- **Dataset records**:
====

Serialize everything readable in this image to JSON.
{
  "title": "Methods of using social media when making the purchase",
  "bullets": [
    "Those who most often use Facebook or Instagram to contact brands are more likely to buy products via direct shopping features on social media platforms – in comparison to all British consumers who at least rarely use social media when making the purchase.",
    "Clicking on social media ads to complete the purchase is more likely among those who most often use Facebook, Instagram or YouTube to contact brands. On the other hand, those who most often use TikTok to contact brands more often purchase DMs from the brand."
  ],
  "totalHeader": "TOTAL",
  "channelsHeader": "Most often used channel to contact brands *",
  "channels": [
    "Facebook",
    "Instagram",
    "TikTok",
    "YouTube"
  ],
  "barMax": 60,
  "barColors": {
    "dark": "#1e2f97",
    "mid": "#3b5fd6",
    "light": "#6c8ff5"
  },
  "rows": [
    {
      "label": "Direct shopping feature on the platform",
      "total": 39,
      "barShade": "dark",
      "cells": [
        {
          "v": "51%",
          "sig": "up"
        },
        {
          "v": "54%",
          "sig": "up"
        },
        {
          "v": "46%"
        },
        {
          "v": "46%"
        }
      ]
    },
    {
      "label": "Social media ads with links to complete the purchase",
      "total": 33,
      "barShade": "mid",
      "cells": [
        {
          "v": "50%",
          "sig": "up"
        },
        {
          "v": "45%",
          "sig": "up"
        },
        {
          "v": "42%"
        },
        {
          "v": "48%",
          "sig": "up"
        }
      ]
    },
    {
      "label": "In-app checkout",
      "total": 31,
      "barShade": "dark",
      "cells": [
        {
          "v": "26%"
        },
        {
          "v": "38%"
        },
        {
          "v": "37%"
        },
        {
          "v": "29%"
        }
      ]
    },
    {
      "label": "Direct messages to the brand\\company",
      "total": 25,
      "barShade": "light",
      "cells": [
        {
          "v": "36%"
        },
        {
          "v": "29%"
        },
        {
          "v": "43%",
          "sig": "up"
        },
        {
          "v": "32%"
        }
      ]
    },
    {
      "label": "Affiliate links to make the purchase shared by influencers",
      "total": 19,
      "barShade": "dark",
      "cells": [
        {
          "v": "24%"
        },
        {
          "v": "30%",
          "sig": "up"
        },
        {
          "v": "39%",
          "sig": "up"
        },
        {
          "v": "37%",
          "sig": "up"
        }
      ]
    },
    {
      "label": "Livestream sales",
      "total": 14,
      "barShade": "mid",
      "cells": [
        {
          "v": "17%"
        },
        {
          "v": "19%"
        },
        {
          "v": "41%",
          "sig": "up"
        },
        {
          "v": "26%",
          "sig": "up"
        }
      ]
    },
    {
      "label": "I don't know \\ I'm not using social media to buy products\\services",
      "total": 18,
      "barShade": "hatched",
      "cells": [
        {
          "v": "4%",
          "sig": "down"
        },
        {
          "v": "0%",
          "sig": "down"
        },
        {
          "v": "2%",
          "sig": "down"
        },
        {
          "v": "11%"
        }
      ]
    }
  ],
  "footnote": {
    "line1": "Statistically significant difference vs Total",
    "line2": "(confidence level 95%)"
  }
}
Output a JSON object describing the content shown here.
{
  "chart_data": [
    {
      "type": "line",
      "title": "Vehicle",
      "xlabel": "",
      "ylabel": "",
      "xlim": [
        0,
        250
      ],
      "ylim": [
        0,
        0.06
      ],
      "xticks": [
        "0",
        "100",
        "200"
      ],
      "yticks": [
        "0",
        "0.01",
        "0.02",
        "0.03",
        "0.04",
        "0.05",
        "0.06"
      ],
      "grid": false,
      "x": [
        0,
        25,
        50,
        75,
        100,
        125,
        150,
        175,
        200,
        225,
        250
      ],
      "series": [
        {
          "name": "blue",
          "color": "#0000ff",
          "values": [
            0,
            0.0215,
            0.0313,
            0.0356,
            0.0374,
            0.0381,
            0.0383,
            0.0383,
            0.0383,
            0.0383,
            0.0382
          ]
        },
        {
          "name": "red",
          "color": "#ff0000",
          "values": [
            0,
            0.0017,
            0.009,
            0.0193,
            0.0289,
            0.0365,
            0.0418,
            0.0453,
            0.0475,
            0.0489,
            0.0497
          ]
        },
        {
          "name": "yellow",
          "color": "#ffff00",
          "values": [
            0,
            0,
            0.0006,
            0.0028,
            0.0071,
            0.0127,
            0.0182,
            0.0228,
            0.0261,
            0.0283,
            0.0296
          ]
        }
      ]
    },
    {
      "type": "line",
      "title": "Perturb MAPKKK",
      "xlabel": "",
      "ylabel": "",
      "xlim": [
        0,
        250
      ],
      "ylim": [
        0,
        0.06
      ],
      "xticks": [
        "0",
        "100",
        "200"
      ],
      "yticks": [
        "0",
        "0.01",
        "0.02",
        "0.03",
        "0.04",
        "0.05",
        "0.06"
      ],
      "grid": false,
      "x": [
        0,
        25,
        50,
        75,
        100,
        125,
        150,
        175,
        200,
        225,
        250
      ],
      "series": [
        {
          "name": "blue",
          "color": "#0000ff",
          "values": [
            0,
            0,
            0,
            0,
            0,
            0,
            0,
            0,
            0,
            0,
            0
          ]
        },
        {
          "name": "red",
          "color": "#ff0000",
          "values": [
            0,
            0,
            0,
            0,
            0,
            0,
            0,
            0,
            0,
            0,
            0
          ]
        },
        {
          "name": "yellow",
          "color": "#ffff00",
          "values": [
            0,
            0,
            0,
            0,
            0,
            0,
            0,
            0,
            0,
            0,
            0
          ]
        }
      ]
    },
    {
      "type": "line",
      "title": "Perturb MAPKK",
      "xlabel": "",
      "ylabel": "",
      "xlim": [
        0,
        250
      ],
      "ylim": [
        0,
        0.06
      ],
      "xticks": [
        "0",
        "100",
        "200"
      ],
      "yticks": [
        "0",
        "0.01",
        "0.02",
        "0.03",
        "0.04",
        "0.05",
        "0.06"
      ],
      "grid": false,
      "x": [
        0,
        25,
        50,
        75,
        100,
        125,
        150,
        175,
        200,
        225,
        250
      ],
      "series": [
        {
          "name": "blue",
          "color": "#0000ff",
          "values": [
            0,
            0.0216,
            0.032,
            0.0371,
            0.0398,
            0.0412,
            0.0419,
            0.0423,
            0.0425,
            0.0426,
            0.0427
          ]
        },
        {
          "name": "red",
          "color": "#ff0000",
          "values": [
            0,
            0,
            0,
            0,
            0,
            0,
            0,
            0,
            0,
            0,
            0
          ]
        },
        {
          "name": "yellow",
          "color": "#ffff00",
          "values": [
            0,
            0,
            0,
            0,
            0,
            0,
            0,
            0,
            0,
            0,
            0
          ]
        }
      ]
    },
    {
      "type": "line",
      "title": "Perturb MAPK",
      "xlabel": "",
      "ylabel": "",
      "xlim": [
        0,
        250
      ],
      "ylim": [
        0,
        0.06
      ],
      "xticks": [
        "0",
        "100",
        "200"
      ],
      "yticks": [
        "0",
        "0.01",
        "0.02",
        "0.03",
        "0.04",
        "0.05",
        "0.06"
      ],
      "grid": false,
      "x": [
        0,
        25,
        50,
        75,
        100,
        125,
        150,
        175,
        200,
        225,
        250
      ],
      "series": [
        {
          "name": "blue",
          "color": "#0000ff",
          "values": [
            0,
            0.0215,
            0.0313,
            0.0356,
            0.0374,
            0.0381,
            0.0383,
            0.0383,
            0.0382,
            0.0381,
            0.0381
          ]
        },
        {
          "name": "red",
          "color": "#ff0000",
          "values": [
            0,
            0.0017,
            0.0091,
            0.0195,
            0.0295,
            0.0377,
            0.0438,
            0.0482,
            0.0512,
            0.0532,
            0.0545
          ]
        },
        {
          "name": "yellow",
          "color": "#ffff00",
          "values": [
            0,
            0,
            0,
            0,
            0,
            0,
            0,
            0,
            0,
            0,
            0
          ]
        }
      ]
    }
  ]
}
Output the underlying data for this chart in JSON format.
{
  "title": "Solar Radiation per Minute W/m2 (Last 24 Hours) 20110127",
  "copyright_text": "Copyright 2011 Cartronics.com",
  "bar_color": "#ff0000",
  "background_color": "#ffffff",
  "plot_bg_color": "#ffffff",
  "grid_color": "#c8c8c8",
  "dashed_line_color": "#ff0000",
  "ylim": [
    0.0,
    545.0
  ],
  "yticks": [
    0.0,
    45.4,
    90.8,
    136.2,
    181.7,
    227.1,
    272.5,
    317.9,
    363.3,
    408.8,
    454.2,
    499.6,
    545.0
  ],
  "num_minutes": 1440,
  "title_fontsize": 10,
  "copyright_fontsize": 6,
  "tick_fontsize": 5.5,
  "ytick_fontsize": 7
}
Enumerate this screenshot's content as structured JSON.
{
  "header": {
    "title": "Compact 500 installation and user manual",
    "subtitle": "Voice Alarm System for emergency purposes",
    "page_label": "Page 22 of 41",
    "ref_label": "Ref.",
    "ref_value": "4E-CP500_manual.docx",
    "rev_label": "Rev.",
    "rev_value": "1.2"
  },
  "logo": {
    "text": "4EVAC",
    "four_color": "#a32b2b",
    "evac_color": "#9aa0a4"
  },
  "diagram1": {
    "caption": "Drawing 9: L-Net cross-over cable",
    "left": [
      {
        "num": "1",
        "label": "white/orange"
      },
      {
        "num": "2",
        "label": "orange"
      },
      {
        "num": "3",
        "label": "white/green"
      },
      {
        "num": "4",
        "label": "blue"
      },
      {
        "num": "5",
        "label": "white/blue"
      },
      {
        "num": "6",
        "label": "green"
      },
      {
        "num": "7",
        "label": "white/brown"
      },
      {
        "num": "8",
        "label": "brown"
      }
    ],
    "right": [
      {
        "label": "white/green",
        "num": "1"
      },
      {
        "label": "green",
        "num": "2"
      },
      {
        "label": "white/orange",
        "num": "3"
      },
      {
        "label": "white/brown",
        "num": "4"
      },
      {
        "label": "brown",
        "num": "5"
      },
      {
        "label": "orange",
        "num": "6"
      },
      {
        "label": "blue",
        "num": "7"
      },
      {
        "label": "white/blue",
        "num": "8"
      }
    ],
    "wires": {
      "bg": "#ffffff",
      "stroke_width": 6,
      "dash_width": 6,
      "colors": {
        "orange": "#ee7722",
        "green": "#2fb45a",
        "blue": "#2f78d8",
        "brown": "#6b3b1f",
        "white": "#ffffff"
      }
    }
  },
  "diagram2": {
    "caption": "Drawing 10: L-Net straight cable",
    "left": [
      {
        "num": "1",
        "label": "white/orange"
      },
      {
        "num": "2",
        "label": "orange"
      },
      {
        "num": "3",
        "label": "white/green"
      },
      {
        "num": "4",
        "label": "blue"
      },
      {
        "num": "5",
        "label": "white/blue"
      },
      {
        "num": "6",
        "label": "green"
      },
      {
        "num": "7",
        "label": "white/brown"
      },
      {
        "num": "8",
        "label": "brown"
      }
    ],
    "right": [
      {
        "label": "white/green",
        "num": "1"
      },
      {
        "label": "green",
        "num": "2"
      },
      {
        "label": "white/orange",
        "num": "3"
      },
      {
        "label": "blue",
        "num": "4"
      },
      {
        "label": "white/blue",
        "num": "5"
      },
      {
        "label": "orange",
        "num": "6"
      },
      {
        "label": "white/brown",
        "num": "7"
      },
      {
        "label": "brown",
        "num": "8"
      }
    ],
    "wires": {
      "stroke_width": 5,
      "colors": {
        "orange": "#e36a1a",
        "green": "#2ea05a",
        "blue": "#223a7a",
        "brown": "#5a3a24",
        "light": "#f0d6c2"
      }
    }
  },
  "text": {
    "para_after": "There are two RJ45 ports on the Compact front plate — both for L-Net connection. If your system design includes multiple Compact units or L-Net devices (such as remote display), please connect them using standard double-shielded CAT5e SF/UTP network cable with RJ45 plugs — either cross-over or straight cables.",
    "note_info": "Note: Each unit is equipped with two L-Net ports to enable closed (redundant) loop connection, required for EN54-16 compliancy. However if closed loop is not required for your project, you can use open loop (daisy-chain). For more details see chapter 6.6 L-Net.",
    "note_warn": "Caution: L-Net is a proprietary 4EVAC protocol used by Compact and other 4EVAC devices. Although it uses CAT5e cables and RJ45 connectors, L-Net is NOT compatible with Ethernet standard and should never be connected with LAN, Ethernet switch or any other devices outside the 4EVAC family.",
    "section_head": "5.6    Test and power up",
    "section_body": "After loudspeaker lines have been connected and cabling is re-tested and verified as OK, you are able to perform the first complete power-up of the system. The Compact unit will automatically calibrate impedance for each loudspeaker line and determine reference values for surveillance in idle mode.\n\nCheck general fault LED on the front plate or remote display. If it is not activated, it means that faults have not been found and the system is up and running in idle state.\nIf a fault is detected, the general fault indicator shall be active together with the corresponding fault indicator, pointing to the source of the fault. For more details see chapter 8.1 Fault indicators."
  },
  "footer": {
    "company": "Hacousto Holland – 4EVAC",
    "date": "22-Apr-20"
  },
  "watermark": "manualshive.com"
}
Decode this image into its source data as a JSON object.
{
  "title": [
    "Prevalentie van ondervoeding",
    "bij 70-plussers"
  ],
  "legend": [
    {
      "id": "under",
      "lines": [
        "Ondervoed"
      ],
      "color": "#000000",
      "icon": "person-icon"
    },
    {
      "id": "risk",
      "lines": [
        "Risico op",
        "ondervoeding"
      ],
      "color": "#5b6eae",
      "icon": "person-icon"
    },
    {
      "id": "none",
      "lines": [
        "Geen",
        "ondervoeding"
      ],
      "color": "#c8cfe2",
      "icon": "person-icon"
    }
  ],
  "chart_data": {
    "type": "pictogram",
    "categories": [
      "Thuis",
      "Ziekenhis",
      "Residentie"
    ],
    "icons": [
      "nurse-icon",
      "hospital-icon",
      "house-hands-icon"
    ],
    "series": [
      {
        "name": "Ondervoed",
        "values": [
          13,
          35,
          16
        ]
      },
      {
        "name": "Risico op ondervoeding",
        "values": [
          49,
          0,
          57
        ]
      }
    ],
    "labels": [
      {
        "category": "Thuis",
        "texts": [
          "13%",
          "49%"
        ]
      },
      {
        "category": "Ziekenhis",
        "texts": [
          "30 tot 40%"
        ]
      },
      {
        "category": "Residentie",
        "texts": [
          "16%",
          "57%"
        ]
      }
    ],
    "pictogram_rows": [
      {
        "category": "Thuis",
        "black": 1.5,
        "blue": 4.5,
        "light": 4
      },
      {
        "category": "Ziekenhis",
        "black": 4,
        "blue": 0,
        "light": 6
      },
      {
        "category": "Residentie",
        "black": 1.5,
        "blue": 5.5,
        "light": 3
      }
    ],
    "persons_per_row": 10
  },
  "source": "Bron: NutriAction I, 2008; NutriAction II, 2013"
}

====

- **Goal**:
Extract every line of the records above that contains the word "brands".

- **Response to this exercise**:
    "Those who most often use Facebook or Instagram to contact brands are more likely to buy products via direct shopping features on social media platforms – in comparison to all British consumers who at least rarely use social media when making the purchase.",
    "Clicking on social media ads to complete the purchase is more likely among those who most often use Facebook, Instagram or YouTube to contact brands. On the other hand, those who most often use TikTok to contact brands more often purchase DMs from the brand."
  "channelsHeader": "Most often used channel to contact brands *",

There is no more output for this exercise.